— start Task material —
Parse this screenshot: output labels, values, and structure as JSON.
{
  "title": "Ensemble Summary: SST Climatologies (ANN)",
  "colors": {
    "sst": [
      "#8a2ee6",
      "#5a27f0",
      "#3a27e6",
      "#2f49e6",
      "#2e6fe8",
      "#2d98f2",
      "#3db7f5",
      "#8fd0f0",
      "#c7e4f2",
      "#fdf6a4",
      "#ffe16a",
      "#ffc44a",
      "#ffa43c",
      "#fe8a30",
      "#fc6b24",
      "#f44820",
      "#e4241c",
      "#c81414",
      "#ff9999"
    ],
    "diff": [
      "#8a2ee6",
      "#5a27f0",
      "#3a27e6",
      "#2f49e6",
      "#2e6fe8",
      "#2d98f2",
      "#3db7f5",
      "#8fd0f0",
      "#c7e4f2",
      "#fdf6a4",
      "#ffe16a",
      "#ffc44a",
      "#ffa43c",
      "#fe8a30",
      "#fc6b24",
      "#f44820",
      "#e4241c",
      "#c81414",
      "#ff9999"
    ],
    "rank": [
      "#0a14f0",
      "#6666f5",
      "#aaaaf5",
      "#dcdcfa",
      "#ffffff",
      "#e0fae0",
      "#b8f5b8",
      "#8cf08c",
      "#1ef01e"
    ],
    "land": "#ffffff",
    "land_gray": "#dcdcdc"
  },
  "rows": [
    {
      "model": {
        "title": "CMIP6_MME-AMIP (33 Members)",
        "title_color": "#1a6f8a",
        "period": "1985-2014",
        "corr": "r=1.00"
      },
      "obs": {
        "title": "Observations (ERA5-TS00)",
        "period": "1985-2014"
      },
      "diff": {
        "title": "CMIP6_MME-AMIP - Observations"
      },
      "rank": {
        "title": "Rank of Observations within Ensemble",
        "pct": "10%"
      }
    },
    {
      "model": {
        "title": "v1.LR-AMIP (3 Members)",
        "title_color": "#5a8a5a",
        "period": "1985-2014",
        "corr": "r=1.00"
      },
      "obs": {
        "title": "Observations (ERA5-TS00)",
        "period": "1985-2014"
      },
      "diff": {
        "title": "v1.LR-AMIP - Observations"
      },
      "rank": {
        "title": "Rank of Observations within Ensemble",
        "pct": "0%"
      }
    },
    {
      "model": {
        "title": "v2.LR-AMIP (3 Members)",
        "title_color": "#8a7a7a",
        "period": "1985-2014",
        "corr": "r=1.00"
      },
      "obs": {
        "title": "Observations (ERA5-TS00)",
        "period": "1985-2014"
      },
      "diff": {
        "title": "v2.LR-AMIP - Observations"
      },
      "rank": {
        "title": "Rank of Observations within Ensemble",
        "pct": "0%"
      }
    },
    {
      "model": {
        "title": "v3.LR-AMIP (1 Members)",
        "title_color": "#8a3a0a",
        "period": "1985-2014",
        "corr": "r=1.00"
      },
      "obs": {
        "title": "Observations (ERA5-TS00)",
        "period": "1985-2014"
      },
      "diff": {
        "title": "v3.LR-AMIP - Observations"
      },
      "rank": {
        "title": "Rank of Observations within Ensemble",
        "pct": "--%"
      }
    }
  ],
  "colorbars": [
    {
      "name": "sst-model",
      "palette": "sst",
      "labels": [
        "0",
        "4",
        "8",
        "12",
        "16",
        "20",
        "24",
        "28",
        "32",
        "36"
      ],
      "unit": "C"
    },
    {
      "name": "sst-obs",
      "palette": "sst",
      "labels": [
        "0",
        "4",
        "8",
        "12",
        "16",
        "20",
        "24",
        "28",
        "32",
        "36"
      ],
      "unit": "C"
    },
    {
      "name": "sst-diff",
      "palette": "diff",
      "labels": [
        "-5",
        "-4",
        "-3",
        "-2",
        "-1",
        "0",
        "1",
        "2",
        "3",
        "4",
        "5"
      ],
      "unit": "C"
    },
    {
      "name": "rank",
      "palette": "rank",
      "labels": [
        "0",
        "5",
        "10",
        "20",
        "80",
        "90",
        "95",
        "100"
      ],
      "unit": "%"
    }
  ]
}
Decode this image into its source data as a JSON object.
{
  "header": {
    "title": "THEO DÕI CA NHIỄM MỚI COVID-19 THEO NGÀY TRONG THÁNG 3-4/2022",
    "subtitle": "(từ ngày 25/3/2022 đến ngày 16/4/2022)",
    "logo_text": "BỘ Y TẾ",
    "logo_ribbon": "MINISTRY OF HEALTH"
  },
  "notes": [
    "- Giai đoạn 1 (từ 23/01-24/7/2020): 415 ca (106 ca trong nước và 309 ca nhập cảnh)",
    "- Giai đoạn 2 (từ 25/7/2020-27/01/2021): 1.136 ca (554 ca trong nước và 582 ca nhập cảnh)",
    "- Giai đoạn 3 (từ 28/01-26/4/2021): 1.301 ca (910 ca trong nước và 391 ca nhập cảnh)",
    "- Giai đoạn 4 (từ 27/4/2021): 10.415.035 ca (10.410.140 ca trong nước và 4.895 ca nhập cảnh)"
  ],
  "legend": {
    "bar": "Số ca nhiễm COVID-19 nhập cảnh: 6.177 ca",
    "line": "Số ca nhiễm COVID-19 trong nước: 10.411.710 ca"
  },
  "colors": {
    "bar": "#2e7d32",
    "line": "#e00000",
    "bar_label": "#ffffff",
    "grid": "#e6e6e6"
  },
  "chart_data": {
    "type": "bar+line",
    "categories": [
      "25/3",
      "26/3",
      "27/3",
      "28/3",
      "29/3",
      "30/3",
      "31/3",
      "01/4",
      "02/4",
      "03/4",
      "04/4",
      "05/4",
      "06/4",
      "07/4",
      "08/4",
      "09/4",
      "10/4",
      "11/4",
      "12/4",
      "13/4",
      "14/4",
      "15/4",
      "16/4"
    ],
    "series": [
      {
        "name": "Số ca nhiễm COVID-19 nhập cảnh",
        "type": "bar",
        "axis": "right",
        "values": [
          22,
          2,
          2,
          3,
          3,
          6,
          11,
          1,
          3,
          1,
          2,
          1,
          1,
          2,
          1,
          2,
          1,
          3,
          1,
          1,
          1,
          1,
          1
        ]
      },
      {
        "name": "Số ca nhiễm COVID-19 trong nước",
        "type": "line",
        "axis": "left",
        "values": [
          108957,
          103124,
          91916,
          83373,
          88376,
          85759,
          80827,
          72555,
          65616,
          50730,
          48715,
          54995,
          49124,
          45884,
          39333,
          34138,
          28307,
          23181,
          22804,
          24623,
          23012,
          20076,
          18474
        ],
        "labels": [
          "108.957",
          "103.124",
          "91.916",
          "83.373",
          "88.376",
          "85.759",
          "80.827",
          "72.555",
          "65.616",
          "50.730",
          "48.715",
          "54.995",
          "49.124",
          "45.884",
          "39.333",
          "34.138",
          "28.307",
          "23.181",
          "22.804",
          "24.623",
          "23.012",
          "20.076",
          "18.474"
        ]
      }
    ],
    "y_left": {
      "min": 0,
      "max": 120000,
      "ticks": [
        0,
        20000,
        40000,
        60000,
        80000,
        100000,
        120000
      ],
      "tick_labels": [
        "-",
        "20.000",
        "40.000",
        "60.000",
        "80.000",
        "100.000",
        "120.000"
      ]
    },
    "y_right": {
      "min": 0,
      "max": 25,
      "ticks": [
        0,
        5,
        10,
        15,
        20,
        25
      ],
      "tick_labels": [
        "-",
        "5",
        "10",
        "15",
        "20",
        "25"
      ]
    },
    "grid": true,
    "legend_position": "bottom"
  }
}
— end Task material —
■ Given instruction: Show every line of the listing in which the string "this" can be found.

■ Answer to the problem:
Parse this screenshot: output labels, values, and structure as JSON.
Decode this image into its source data as a JSON object.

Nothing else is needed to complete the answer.